### Task directions
Find the lines in these entries that include the word "title" and state how many there are, with no other words.

### Task inputs
* START *

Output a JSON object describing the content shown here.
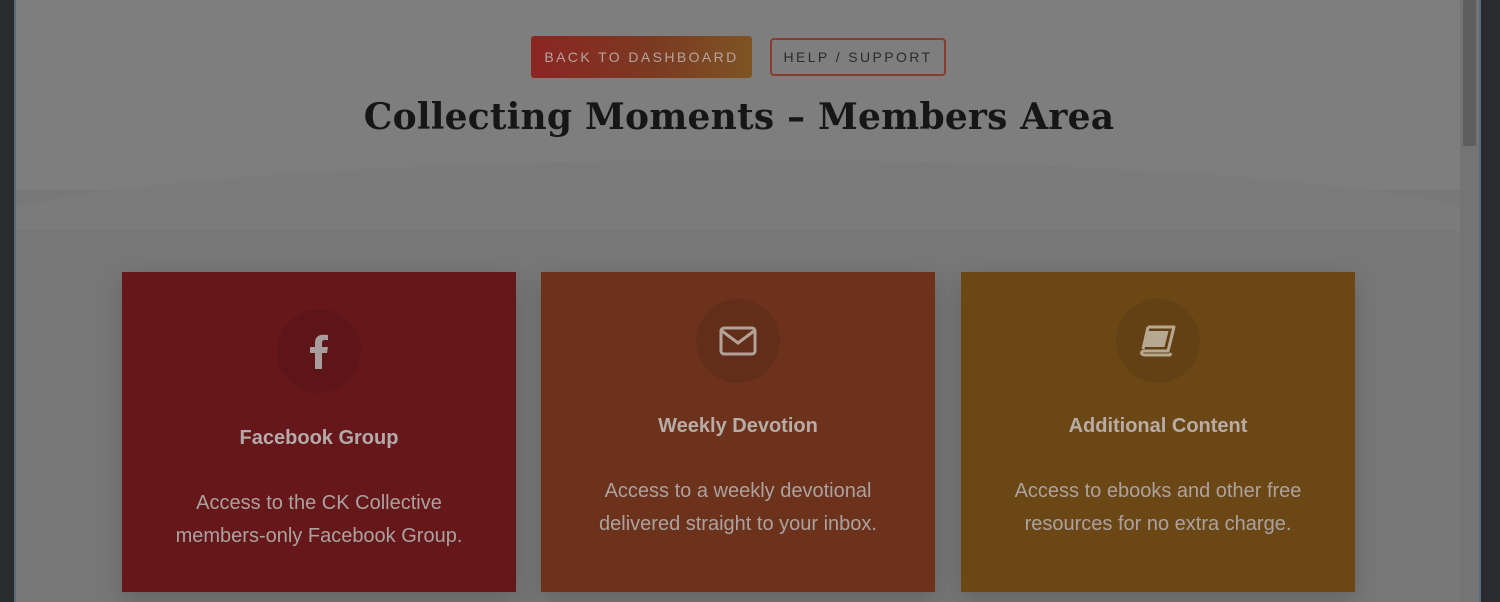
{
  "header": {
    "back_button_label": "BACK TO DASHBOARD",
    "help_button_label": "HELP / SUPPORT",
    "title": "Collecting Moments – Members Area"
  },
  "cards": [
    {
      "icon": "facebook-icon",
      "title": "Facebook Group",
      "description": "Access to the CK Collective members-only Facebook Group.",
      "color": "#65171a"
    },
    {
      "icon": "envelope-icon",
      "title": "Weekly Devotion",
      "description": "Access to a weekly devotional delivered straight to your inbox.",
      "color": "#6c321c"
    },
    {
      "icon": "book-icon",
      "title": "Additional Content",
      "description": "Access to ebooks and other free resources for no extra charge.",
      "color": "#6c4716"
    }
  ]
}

* END *
* START *

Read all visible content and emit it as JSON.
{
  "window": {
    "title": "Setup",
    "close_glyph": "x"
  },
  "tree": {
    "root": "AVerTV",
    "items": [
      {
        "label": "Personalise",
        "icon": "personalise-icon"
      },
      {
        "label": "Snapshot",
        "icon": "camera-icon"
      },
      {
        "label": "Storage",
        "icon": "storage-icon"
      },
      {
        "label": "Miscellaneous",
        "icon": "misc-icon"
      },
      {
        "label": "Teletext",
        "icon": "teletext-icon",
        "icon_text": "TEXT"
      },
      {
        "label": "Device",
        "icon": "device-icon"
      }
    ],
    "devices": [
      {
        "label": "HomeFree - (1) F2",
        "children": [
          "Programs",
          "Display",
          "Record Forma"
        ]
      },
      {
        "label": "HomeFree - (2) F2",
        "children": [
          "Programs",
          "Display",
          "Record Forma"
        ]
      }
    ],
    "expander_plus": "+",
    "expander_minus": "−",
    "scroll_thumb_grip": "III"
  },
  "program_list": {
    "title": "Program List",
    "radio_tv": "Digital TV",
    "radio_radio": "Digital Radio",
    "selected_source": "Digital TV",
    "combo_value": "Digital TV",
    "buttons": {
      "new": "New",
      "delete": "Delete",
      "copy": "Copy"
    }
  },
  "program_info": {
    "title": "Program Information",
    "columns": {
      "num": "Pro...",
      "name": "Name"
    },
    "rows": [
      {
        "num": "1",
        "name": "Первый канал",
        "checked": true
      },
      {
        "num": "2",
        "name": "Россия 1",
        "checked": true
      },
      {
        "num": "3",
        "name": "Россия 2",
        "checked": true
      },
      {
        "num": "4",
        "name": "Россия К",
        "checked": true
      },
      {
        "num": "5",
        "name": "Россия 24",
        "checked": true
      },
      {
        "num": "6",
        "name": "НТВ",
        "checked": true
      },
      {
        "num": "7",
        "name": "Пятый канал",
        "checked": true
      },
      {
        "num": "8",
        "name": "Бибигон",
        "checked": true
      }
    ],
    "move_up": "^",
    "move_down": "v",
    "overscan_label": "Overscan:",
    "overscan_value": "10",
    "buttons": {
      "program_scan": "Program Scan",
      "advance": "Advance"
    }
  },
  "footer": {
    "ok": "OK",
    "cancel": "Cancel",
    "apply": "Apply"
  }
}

* END *

### In response
7